Stated exercise
Count the lines below that contain the word "OAKWORTH" and give only the number.
───── Data to use
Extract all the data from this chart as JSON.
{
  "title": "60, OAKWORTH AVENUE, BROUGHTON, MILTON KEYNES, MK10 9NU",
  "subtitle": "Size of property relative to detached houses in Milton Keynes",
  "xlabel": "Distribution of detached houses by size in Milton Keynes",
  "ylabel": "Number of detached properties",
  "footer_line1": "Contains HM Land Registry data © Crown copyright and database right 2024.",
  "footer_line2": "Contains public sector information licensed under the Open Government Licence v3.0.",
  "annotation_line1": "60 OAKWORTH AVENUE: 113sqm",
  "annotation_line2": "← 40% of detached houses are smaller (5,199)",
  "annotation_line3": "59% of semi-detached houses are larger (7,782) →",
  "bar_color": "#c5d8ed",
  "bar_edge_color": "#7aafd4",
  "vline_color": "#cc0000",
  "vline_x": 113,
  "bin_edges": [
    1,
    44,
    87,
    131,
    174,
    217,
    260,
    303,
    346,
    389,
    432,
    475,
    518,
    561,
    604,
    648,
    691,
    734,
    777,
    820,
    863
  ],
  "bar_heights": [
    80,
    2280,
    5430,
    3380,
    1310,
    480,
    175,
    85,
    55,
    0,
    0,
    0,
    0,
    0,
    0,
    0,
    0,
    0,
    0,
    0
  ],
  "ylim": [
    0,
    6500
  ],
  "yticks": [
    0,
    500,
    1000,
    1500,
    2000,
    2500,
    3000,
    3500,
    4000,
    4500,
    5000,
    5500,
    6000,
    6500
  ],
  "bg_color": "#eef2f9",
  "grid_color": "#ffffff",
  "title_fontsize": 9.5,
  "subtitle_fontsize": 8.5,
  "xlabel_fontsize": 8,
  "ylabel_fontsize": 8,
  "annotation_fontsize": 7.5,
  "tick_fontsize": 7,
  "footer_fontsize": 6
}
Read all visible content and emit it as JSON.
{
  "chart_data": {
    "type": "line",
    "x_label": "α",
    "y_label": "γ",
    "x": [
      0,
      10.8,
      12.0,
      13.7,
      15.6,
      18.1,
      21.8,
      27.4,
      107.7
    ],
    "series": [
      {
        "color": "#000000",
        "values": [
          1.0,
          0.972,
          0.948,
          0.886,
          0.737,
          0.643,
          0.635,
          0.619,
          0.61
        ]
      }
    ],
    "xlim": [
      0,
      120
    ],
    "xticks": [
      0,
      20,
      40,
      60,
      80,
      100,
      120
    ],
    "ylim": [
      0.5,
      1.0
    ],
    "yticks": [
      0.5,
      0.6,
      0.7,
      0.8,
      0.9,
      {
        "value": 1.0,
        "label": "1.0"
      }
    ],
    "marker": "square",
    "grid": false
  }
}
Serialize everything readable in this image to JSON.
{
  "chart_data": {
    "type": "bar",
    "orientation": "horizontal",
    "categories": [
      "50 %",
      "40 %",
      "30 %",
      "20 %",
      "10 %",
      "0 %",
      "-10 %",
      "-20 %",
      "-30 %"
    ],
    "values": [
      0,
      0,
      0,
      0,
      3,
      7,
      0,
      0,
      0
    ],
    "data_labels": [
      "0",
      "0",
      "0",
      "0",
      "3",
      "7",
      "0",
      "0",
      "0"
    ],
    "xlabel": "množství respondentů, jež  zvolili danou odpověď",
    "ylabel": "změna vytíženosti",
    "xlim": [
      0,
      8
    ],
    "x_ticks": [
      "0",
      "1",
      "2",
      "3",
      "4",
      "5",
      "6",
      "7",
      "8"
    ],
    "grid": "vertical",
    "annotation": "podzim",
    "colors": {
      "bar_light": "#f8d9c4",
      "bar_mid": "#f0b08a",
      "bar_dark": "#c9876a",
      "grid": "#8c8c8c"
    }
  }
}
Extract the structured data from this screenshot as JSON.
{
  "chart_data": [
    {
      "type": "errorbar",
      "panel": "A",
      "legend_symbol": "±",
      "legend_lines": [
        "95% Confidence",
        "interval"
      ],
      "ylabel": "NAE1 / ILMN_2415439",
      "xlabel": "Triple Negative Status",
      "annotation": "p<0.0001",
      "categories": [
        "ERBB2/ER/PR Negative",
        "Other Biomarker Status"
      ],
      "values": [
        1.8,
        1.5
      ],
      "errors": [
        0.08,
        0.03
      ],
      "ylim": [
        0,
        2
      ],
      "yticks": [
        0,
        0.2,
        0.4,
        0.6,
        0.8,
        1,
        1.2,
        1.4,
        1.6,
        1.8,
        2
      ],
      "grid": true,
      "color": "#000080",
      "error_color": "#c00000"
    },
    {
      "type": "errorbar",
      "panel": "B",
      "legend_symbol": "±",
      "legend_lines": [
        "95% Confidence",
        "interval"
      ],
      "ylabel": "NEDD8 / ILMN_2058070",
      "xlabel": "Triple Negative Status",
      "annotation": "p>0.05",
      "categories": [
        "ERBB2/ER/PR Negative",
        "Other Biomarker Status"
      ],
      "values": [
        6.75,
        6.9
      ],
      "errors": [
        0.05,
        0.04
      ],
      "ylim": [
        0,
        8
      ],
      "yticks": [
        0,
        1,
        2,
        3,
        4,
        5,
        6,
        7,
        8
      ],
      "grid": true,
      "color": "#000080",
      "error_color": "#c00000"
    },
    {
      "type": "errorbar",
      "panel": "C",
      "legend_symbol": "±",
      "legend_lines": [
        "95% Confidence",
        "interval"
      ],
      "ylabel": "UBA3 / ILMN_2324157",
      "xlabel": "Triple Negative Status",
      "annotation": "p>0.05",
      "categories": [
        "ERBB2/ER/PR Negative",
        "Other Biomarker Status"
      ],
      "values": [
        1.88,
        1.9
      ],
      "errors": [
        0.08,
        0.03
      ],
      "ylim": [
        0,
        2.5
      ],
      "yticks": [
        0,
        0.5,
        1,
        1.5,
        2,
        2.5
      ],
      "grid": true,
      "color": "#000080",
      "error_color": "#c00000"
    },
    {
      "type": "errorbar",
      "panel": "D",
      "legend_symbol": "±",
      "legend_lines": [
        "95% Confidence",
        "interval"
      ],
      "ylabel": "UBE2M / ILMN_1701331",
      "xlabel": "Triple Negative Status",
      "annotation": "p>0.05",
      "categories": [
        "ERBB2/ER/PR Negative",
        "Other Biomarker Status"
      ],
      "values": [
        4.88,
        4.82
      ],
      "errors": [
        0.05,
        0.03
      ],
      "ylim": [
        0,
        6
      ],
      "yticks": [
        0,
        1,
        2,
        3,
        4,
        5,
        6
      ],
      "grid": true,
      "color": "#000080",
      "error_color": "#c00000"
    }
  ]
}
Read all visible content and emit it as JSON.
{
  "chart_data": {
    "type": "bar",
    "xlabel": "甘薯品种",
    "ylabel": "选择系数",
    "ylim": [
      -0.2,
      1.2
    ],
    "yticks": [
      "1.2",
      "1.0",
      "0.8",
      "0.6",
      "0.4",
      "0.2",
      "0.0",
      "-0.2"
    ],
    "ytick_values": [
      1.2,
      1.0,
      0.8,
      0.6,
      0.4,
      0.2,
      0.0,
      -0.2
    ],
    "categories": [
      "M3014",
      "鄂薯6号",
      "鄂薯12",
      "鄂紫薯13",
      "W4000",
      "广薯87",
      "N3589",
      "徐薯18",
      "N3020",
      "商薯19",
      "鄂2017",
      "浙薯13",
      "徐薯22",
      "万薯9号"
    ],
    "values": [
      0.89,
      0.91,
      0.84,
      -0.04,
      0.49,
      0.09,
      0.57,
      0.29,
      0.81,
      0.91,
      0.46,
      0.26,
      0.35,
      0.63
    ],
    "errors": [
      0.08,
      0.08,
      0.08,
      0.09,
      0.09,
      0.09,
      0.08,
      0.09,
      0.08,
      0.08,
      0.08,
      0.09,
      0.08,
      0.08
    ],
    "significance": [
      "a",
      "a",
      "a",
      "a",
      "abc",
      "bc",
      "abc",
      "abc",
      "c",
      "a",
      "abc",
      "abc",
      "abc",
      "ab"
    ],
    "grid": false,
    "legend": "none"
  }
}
──────────
Answer for this exercise
2